■ **Source data**
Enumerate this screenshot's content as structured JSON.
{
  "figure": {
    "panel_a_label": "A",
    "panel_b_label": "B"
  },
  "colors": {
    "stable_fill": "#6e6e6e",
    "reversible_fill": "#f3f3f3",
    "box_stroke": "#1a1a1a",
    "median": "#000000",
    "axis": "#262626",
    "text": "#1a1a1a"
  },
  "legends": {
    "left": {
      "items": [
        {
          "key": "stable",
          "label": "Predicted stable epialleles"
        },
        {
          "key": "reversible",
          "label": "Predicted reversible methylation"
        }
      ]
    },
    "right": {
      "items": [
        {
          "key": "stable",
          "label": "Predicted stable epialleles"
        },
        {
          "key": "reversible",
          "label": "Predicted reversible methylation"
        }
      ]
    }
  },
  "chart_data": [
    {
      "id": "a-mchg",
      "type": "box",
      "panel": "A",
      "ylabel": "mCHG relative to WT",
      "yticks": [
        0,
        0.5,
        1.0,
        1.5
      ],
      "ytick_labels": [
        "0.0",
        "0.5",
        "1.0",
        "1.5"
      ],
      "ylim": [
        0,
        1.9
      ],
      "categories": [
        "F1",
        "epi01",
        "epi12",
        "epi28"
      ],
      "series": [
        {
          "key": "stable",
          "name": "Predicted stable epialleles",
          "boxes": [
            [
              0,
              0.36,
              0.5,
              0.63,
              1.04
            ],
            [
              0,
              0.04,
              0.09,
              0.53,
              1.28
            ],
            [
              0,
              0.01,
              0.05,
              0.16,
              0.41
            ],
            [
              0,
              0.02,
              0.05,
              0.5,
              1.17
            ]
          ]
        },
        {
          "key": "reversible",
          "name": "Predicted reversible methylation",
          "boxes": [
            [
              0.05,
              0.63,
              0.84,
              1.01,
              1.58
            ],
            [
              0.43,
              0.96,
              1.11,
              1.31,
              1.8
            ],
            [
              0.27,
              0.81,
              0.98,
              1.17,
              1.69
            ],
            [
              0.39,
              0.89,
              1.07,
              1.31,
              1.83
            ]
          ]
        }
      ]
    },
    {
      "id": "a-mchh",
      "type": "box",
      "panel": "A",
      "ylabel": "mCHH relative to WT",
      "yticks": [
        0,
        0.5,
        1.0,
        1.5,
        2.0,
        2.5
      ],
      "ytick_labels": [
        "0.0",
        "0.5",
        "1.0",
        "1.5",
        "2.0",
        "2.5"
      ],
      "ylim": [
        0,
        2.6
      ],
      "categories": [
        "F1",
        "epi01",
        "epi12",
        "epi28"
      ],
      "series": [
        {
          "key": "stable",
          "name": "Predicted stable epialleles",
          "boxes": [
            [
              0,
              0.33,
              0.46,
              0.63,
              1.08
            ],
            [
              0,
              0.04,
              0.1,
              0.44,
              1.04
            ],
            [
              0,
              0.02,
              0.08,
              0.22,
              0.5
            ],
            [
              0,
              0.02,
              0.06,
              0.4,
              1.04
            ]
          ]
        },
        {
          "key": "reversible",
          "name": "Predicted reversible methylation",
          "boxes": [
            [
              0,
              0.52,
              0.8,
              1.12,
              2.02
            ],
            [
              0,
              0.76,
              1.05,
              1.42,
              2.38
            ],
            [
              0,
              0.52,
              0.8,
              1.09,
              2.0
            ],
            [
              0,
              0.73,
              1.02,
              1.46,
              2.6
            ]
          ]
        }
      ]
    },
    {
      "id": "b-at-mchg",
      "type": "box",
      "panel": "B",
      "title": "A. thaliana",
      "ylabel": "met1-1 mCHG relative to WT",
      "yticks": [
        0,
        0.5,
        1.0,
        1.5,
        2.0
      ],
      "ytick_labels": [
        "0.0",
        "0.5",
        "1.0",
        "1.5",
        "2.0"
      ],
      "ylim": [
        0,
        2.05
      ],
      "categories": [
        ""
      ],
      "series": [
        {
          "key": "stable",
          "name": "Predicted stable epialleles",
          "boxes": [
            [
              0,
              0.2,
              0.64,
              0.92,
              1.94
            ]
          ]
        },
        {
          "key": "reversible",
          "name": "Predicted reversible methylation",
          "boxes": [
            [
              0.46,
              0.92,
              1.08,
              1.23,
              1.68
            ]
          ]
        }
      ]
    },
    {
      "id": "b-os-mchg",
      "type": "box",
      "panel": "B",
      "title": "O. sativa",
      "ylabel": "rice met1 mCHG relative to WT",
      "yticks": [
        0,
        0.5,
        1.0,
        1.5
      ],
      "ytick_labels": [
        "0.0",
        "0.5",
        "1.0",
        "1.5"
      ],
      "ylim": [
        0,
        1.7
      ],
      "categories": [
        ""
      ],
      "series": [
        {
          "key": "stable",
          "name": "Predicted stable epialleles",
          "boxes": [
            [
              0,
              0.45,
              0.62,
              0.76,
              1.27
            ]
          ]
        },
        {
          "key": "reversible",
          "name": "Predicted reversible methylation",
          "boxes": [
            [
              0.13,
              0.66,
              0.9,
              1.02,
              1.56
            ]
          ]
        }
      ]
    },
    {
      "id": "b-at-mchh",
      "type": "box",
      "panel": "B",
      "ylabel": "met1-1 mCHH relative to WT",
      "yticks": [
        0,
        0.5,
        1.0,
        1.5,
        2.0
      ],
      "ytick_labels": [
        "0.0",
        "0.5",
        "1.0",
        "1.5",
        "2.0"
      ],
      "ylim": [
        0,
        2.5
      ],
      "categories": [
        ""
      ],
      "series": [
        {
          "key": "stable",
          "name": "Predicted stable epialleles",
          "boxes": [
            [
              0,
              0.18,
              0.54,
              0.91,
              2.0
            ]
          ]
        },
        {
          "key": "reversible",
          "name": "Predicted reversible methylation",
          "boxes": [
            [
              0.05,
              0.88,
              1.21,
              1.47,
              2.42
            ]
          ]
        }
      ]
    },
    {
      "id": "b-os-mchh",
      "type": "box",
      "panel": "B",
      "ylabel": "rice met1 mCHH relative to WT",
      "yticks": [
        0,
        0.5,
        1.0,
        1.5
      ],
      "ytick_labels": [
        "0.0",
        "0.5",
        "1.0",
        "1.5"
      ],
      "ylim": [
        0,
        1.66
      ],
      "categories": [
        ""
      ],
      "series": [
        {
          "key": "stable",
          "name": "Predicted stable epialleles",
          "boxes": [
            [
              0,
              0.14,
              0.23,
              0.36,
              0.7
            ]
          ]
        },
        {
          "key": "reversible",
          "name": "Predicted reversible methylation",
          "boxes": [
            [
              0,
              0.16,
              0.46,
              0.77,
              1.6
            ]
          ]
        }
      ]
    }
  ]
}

■ **Task to complete**
Copy each line of the data exactly, leaving nothing out.

■ **Solution to the exercise**
Enumerate this screenshot's content as structured JSON.
{
  "figure": {
    "panel_a_label": "A",
    "panel_b_label": "B"
  },
  "colors": {
    "stable_fill": "#6e6e6e",
    "reversible_fill": "#f3f3f3",
    "box_stroke": "#1a1a1a",
    "median": "#000000",
    "axis": "#262626",
    "text": "#1a1a1a"
  },
  "legends": {
    "left": {
      "items": [
        {
          "key": "stable",
          "label": "Predicted stable epialleles"
        },
        {
          "key": "reversible",
          "label": "Predicted reversible methylation"
        }
      ]
    },
    "right": {
      "items": [
        {
          "key": "stable",
          "label": "Predicted stable epialleles"
        },
        {
          "key": "reversible",
          "label": "Predicted reversible methylation"
        }
      ]
    }
  },
  "chart_data": [
    {
      "id": "a-mchg",
      "type": "box",
      "panel": "A",
      "ylabel": "mCHG relative to WT",
      "yticks": [
        0,
        0.5,
        1.0,
        1.5
      ],
      "ytick_labels": [
        "0.0",
        "0.5",
        "1.0",
        "1.5"
      ],
      "ylim": [
        0,
        1.9
      ],
      "categories": [
        "F1",
        "epi01",
        "epi12",
        "epi28"
      ],
      "series": [
        {
          "key": "stable",
          "name": "Predicted stable epialleles",
          "boxes": [
            [
              0,
              0.36,
              0.5,
              0.63,
              1.04
            ],
            [
              0,
              0.04,
              0.09,
              0.53,
              1.28
            ],
            [
              0,
              0.01,
              0.05,
              0.16,
              0.41
            ],
            [
              0,
              0.02,
              0.05,
              0.5,
              1.17
            ]
          ]
        },
        {
          "key": "reversible",
          "name": "Predicted reversible methylation",
          "boxes": [
            [
              0.05,
              0.63,
              0.84,
              1.01,
              1.58
            ],
            [
              0.43,
              0.96,
              1.11,
              1.31,
              1.8
            ],
            [
              0.27,
              0.81,
              0.98,
              1.17,
              1.69
            ],
            [
              0.39,
              0.89,
              1.07,
              1.31,
              1.83
            ]
          ]
        }
      ]
    },
    {
      "id": "a-mchh",
      "type": "box",
      "panel": "A",
      "ylabel": "mCHH relative to WT",
      "yticks": [
        0,
        0.5,
        1.0,
        1.5,
        2.0,
        2.5
      ],
      "ytick_labels": [
        "0.0",
        "0.5",
        "1.0",
        "1.5",
        "2.0",
        "2.5"
      ],
      "ylim": [
        0,
        2.6
      ],
      "categories": [
        "F1",
        "epi01",
        "epi12",
        "epi28"
      ],
      "series": [
        {
          "key": "stable",
          "name": "Predicted stable epialleles",
          "boxes": [
            [
              0,
              0.33,
              0.46,
              0.63,
              1.08
            ],
            [
              0,
              0.04,
              0.1,
              0.44,
              1.04
            ],
            [
              0,
              0.02,
              0.08,
              0.22,
              0.5
            ],
            [
              0,
              0.02,
              0.06,
              0.4,
              1.04
            ]
          ]
        },
        {
          "key": "reversible",
          "name": "Predicted reversible methylation",
          "boxes": [
            [
              0,
              0.52,
              0.8,
              1.12,
              2.02
            ],
            [
              0,
              0.76,
              1.05,
              1.42,
              2.38
            ],
            [
              0,
              0.52,
              0.8,
              1.09,
              2.0
            ],
            [
              0,
              0.73,
              1.02,
              1.46,
              2.6
            ]
          ]
        }
      ]
    },
    {
      "id": "b-at-mchg",
      "type": "box",
      "panel": "B",
      "title": "A. thaliana",
      "ylabel": "met1-1 mCHG relative to WT",
      "yticks": [
        0,
        0.5,
        1.0,
        1.5,
        2.0
      ],
      "ytick_labels": [
        "0.0",
        "0.5",
        "1.0",
        "1.5",
        "2.0"
      ],
      "ylim": [
        0,
        2.05
      ],
      "categories": [
        ""
      ],
      "series": [
        {
          "key": "stable",
          "name": "Predicted stable epialleles",
          "boxes": [
            [
              0,
              0.2,
              0.64,
              0.92,
              1.94
            ]
          ]
        },
        {
          "key": "reversible",
          "name": "Predicted reversible methylation",
          "boxes": [
            [
              0.46,
              0.92,
              1.08,
              1.23,
              1.68
            ]
          ]
        }
      ]
    },
    {
      "id": "b-os-mchg",
      "type": "box",
      "panel": "B",
      "title": "O. sativa",
      "ylabel": "rice met1 mCHG relative to WT",
      "yticks": [
        0,
        0.5,
        1.0,
        1.5
      ],
      "ytick_labels": [
        "0.0",
        "0.5",
        "1.0",
        "1.5"
      ],
      "ylim": [
        0,
        1.7
      ],
      "categories": [
        ""
      ],
      "series": [
        {
          "key": "stable",
          "name": "Predicted stable epialleles",
          "boxes": [
            [
              0,
              0.45,
              0.62,
              0.76,
              1.27
            ]
          ]
        },
        {
          "key": "reversible",
          "name": "Predicted reversible methylation",
          "boxes": [
            [
              0.13,
              0.66,
              0.9,
              1.02,
              1.56
            ]
          ]
        }
      ]
    },
    {
      "id": "b-at-mchh",
      "type": "box",
      "panel": "B",
      "ylabel": "met1-1 mCHH relative to WT",
      "yticks": [
        0,
        0.5,
        1.0,
        1.5,
        2.0
      ],
      "ytick_labels": [
        "0.0",
        "0.5",
        "1.0",
        "1.5",
        "2.0"
      ],
      "ylim": [
        0,
        2.5
      ],
      "categories": [
        ""
      ],
      "series": [
        {
          "key": "stable",
          "name": "Predicted stable epialleles",
          "boxes": [
            [
              0,
              0.18,
              0.54,
              0.91,
              2.0
            ]
          ]
        },
        {
          "key": "reversible",
          "name": "Predicted reversible methylation",
          "boxes": [
            [
              0.05,
              0.88,
              1.21,
              1.47,
              2.42
            ]
          ]
        }
      ]
    },
    {
      "id": "b-os-mchh",
      "type": "box",
      "panel": "B",
      "ylabel": "rice met1 mCHH relative to WT",
      "yticks": [
        0,
        0.5,
        1.0,
        1.5
      ],
      "ytick_labels": [
        "0.0",
        "0.5",
        "1.0",
        "1.5"
      ],
      "ylim": [
        0,
        1.66
      ],
      "categories": [
        ""
      ],
      "series": [
        {
          "key": "stable",
          "name": "Predicted stable epialleles",
          "boxes": [
            [
              0,
              0.14,
              0.23,
              0.36,
              0.7
            ]
          ]
        },
        {
          "key": "reversible",
          "name": "Predicted reversible methylation",
          "boxes": [
            [
              0,
              0.16,
              0.46,
              0.77,
              1.6
            ]
          ]
        }
      ]
    }
  ]
}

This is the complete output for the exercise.